• **SET TASK**
Lay out the rows from the first one through the one containing "page-header (58, 44, 1105, 145)" as a Markdown table with columns No. and Line, numbering each row and omitting blank lines.

*** EXCERPTED RECORDS ***

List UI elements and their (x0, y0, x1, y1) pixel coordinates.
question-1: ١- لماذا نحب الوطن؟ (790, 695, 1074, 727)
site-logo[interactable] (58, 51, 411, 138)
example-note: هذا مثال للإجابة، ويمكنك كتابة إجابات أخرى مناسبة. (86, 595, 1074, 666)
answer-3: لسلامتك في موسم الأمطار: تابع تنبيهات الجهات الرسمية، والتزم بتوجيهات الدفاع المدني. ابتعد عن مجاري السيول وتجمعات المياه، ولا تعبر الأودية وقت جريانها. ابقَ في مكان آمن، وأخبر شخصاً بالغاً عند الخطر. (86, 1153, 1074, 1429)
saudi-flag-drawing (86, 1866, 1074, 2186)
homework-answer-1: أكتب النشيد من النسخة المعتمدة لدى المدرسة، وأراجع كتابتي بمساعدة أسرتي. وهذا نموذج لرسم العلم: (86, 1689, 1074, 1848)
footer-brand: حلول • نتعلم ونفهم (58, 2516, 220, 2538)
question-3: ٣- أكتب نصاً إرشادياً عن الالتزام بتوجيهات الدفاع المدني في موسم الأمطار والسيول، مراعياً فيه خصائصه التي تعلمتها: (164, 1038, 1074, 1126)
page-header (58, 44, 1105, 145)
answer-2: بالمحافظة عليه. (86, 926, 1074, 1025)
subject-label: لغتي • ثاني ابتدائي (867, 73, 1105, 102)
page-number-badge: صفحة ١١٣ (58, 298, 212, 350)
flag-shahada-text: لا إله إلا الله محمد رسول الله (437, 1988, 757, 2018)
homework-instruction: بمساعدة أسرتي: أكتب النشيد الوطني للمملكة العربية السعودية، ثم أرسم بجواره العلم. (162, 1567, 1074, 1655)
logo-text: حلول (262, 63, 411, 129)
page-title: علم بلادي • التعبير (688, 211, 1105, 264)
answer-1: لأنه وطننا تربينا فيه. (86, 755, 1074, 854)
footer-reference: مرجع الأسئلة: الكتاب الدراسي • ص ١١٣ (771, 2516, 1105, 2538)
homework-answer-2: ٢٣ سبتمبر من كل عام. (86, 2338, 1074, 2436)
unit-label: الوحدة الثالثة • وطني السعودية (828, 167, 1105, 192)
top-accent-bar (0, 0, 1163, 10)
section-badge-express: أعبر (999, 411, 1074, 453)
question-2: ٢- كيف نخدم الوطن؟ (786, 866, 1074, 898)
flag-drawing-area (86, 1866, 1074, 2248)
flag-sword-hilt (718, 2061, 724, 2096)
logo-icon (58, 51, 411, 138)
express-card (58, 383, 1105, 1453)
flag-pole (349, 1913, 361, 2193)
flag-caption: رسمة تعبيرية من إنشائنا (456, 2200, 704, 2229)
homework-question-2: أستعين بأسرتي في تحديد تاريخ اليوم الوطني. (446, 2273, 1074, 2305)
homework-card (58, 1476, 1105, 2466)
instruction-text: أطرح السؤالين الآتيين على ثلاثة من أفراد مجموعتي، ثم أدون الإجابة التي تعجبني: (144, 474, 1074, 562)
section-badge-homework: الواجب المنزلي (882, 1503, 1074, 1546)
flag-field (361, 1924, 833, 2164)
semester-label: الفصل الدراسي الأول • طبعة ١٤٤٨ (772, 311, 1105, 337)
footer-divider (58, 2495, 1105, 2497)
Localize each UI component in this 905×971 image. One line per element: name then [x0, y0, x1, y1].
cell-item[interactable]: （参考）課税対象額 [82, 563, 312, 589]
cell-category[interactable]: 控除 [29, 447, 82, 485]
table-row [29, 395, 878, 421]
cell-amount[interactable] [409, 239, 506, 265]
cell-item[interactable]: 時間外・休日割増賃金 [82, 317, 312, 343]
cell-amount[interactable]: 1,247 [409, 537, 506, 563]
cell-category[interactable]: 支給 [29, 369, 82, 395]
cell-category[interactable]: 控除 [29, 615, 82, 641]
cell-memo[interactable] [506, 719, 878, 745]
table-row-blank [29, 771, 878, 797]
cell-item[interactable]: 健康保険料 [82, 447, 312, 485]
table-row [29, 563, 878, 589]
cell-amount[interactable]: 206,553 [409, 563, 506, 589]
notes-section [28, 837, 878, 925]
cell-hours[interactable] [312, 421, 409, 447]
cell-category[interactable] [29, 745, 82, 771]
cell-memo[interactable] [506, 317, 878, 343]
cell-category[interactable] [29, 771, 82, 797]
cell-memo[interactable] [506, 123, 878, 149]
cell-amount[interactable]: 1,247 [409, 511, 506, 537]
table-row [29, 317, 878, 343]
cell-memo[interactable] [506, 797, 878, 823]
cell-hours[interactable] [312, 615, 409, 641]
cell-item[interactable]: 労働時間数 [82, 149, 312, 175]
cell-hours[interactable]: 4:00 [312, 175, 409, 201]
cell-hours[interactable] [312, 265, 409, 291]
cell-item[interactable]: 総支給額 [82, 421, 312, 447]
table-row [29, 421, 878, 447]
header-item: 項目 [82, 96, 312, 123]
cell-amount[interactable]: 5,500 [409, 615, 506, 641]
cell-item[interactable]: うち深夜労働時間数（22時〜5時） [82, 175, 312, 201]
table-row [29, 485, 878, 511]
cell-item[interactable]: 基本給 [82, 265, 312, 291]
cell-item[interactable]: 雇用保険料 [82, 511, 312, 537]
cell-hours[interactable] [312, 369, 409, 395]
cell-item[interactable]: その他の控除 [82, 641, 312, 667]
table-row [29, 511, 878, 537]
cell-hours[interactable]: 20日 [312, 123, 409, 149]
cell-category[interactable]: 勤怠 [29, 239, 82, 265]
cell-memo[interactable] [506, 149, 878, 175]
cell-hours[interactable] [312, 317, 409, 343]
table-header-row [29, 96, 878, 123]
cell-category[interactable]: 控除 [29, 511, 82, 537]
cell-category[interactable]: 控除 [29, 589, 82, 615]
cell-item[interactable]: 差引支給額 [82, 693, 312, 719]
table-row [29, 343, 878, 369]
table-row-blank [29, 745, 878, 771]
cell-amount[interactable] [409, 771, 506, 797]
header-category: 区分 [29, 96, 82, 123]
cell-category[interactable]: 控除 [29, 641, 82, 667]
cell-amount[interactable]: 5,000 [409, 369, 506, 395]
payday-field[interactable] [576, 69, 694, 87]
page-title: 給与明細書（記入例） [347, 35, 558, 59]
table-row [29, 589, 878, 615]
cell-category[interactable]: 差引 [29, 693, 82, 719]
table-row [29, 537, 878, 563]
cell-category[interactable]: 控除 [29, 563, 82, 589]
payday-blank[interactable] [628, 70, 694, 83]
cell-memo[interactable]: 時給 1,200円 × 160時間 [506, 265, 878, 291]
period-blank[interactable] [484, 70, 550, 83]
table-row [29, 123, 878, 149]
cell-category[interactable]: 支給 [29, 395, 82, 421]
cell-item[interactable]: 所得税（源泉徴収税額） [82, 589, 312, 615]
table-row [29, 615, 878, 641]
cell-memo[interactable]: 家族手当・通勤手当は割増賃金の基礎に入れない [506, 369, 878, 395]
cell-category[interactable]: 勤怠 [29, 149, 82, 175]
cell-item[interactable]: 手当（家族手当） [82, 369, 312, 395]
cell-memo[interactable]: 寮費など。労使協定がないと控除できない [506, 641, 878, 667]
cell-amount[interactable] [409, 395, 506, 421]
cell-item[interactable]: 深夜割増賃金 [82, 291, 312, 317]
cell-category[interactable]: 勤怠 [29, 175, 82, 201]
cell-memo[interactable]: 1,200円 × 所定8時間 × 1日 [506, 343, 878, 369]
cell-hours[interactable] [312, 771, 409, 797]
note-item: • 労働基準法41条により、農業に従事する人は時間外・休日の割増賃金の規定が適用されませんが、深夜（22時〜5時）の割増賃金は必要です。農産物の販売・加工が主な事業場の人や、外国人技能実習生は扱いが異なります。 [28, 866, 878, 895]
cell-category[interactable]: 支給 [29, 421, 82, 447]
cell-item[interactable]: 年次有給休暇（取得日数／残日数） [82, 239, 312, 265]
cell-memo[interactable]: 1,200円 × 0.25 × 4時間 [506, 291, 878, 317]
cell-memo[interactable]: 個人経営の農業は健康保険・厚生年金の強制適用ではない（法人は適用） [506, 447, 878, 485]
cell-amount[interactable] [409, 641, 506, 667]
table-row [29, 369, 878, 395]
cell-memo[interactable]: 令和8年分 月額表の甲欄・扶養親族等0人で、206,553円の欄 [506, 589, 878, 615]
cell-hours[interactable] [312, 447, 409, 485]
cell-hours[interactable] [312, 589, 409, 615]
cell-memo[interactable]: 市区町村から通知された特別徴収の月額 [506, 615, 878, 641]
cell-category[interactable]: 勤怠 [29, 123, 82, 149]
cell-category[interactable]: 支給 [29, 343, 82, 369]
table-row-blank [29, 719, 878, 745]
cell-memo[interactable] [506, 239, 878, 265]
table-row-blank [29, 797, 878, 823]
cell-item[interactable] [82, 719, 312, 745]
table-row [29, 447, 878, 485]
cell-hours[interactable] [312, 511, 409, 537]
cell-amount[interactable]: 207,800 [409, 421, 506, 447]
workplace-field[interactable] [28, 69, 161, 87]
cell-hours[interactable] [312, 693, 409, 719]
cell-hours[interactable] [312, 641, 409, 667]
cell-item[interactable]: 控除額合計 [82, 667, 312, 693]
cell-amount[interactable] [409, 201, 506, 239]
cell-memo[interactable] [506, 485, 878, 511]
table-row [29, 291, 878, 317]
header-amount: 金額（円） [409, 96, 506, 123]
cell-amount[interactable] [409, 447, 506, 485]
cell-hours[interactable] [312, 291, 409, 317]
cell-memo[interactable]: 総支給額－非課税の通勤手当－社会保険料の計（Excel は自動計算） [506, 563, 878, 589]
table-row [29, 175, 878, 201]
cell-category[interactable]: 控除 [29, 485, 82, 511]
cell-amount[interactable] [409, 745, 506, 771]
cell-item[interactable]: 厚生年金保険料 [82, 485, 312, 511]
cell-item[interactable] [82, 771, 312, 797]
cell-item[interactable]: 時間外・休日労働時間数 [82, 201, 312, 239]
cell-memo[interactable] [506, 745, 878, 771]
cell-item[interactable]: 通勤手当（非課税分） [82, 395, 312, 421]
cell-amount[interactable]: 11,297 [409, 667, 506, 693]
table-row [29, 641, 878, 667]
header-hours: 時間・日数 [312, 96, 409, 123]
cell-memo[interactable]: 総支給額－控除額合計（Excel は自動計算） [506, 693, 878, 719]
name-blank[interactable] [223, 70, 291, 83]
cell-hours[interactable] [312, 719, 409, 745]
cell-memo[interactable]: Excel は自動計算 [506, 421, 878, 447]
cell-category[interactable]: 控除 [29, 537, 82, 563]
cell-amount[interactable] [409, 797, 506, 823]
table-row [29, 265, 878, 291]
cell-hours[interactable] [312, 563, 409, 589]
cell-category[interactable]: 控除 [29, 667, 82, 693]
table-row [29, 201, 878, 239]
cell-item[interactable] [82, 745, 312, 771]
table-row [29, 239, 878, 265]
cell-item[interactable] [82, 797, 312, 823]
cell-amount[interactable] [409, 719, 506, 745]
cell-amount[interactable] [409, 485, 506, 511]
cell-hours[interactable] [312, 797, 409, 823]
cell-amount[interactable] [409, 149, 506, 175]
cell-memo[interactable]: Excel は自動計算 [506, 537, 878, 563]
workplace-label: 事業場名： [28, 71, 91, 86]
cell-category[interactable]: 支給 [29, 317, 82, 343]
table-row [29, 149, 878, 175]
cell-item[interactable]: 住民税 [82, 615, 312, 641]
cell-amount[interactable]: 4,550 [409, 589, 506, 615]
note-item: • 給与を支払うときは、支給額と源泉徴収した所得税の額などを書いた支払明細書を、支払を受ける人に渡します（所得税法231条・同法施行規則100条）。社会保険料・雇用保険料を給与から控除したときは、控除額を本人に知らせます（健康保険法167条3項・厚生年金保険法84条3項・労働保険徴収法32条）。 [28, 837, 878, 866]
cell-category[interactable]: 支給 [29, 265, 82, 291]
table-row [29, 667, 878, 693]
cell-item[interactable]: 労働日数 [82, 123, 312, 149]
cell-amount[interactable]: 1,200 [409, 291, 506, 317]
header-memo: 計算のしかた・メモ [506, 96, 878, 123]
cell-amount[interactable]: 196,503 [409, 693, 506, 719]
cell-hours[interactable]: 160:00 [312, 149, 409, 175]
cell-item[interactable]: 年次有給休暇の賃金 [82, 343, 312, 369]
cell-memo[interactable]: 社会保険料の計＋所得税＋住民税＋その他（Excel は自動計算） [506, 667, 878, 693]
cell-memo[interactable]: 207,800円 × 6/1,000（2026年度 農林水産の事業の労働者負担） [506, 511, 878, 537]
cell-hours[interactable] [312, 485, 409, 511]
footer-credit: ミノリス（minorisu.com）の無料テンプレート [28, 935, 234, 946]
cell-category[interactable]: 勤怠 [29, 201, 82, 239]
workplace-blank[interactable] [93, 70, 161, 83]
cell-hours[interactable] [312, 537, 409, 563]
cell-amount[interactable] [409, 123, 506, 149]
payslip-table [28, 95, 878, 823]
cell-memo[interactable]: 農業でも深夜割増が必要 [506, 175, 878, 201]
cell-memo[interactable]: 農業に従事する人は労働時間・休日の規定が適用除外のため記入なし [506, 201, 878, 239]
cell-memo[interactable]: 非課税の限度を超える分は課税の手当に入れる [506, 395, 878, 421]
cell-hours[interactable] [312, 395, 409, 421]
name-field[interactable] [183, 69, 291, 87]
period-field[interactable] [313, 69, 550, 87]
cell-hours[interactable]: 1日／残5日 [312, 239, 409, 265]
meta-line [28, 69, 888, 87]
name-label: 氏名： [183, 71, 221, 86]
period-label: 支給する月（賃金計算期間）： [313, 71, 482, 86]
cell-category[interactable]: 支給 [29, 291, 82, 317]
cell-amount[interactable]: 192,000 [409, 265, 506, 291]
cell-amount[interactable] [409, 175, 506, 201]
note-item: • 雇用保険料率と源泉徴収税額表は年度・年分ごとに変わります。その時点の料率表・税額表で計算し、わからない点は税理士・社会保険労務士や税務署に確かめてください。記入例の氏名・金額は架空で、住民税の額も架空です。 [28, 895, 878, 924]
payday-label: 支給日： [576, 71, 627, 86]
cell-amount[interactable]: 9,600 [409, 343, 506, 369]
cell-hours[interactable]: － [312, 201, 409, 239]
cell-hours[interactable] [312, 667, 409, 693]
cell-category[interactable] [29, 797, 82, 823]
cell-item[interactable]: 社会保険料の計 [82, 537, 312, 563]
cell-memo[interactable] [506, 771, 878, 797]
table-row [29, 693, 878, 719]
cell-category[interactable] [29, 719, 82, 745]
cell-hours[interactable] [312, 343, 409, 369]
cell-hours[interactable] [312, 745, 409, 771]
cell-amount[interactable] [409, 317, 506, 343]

***

• **COMPLETE ANSWER**
| No. | Line |
|---|---|
| 1 | List UI elements and their (x0, y0, x1, y1) pixel coordinates. |
| 2 | question-1: ١- لماذا نحب الوطن؟ (790, 695, 1074, 727) |
| 3 | site-logo[interactable] (58, 51, 411, 138) |
| 4 | example-note: هذا مثال للإجابة، ويمكنك كتابة إجابات أخرى مناسبة. (86, 595, 1074, 666) |
| 5 | answer-3: لسلامتك في موسم الأمطار: تابع تنبيهات الجهات الرسمية، والتزم بتوجيهات الدفاع المدني. ابتعد عن مجاري السيول وتجمعات المياه، ولا تعبر الأودية وقت جريانها. ابقَ في مكان آمن، وأخبر شخصاً بالغاً عند الخطر. (86, 1153, 1074, 1429) |
| 6 | saudi-flag-drawing (86, 1866, 1074, 2186) |
| 7 | homework-answer-1: أكتب النشيد من النسخة المعتمدة لدى المدرسة، وأراجع كتابتي بمساعدة أسرتي. وهذا نموذج لرسم العلم: (86, 1689, 1074, 1848) |
| 8 | footer-brand: حلول • نتعلم ونفهم (58, 2516, 220, 2538) |
| 9 | question-3: ٣- أكتب نصاً إرشادياً عن الالتزام بتوجيهات الدفاع المدني في موسم الأمطار والسيول، مراعياً فيه خصائصه التي تعلمتها: (164, 1038, 1074, 1126) |
| 10 | page-header (58, 44, 1105, 145) |